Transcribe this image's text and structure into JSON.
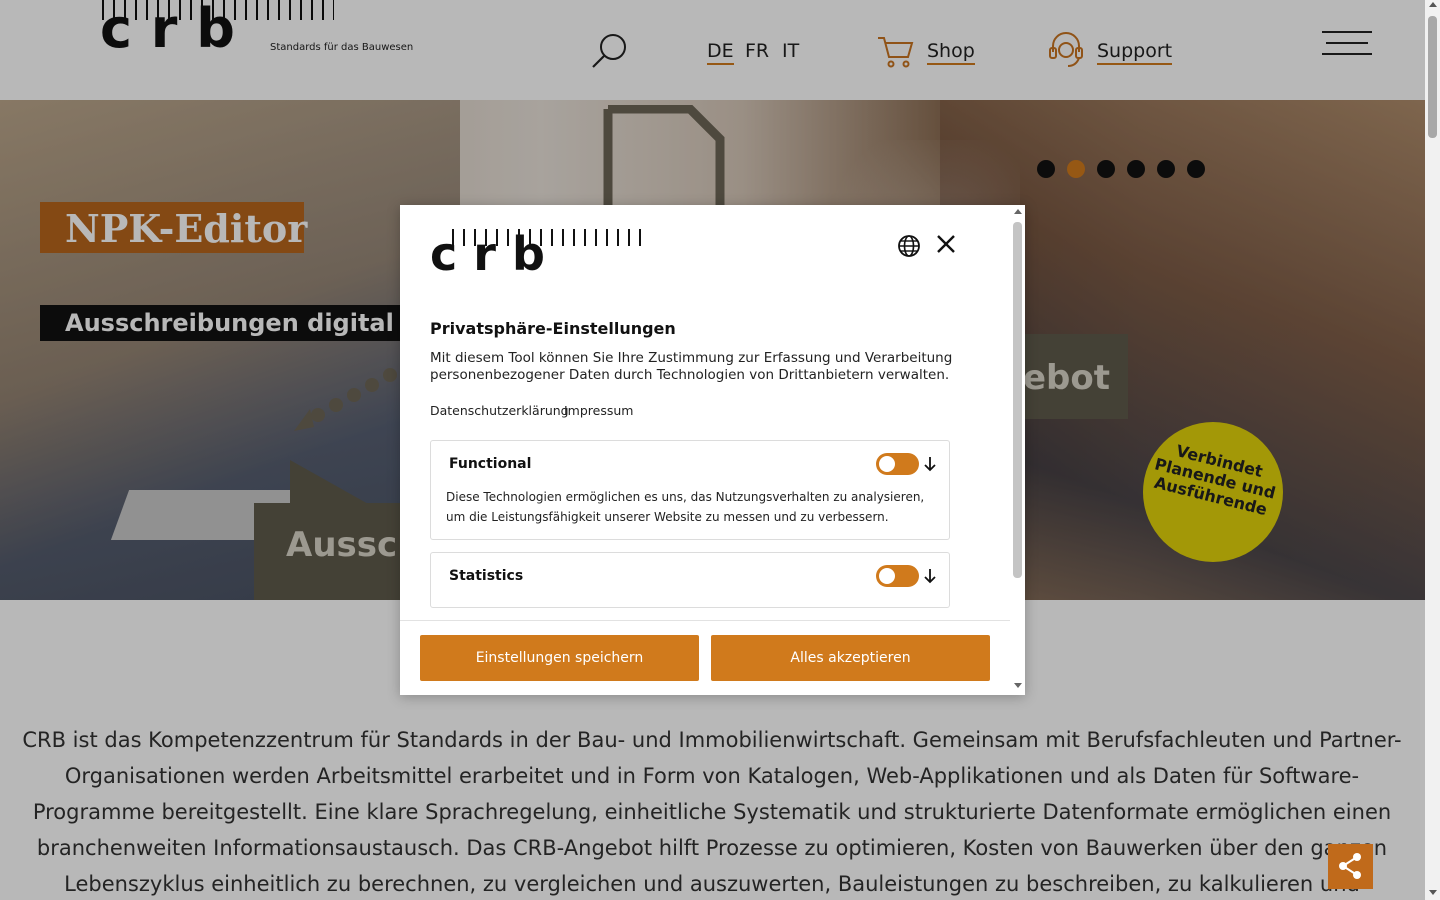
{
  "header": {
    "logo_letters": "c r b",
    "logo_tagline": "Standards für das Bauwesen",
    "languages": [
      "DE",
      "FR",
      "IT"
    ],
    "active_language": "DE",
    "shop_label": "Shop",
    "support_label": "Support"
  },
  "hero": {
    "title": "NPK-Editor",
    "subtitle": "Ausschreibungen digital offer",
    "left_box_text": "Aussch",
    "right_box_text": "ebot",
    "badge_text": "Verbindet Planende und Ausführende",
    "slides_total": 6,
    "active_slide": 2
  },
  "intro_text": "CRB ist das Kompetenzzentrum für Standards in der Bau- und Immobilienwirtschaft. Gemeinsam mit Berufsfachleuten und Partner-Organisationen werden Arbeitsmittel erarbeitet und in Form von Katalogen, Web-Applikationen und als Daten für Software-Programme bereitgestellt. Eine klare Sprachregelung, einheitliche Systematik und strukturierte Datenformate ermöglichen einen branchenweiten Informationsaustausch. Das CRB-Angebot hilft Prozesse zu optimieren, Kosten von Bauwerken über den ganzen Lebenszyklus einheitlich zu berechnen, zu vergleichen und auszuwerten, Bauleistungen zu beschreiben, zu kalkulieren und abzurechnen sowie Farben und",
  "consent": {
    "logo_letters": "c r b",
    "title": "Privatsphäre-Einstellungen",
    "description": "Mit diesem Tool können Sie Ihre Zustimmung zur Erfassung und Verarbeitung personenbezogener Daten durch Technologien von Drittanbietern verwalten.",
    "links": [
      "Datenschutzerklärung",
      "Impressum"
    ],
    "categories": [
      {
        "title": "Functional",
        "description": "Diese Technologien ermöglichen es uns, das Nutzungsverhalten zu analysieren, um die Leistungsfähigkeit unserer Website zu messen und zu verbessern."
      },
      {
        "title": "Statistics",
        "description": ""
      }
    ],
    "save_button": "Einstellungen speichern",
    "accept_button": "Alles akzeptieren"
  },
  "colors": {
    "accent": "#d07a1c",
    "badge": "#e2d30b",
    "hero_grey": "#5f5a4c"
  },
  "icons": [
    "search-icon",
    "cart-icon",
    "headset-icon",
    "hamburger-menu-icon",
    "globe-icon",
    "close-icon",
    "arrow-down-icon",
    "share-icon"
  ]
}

* * *

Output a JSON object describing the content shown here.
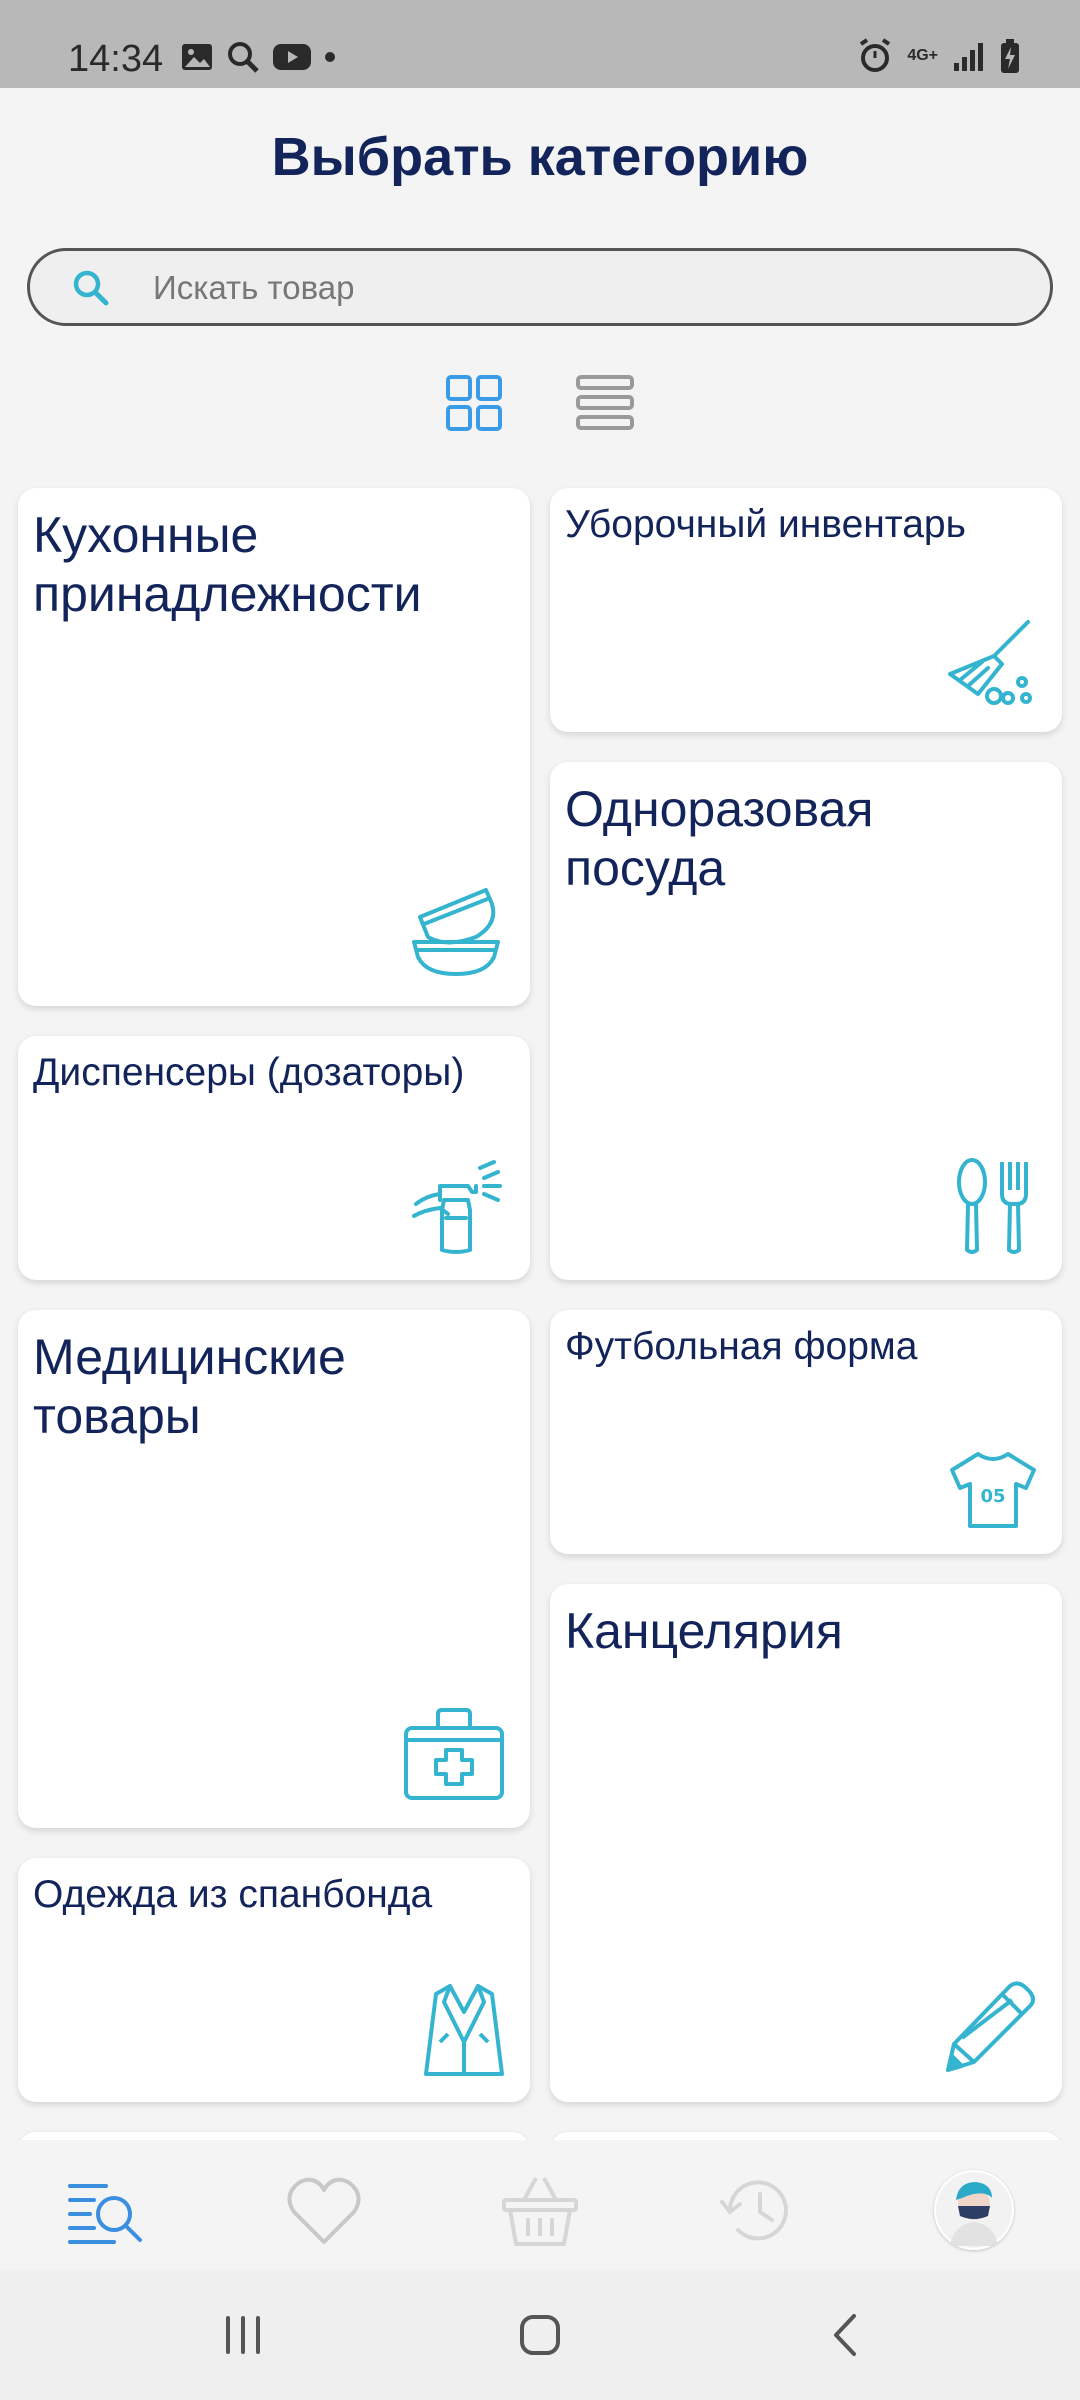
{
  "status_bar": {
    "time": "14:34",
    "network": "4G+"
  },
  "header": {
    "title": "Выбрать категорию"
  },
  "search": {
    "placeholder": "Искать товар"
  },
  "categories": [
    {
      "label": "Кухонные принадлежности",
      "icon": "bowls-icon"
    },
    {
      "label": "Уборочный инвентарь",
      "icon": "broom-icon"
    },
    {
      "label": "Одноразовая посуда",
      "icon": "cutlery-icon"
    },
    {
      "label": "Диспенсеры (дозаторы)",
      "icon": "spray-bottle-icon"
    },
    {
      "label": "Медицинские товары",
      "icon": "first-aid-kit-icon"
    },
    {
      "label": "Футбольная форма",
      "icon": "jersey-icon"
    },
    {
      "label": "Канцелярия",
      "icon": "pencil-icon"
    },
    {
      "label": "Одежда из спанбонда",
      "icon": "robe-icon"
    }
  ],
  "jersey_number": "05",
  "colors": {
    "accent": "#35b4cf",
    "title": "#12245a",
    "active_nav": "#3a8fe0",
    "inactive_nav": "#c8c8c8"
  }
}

Short exercise
Copy out every line with the word "Standards".

In response
    "logo_tagline": "Standards für das Bauwesen",
  "intro_text": "CRB ist das Kompetenzzentrum für Standards in der Bau- und Immobilienwirtschaft. Gemeinsam mit Berufsfachleuten und Partner-Organisationen werden Arbeitsmittel erarbeitet und in Form von Katalogen, Web-Applikationen und als Daten für Software-Programme bereitgestellt. Eine klare Sprachregelung, einheitliche Systematik und strukturierte Datenformate ermöglichen einen branchenweiten Informationsaustausch. Das CRB-Angebot hilft Prozesse zu optimieren, Kosten von Bauwerken über den ganzen Lebenszyklus einheitlich zu berechnen, zu vergleichen und auszuwerten, Bauleistungen zu beschreiben, zu kalkulieren und abzurechnen sowie Farben und",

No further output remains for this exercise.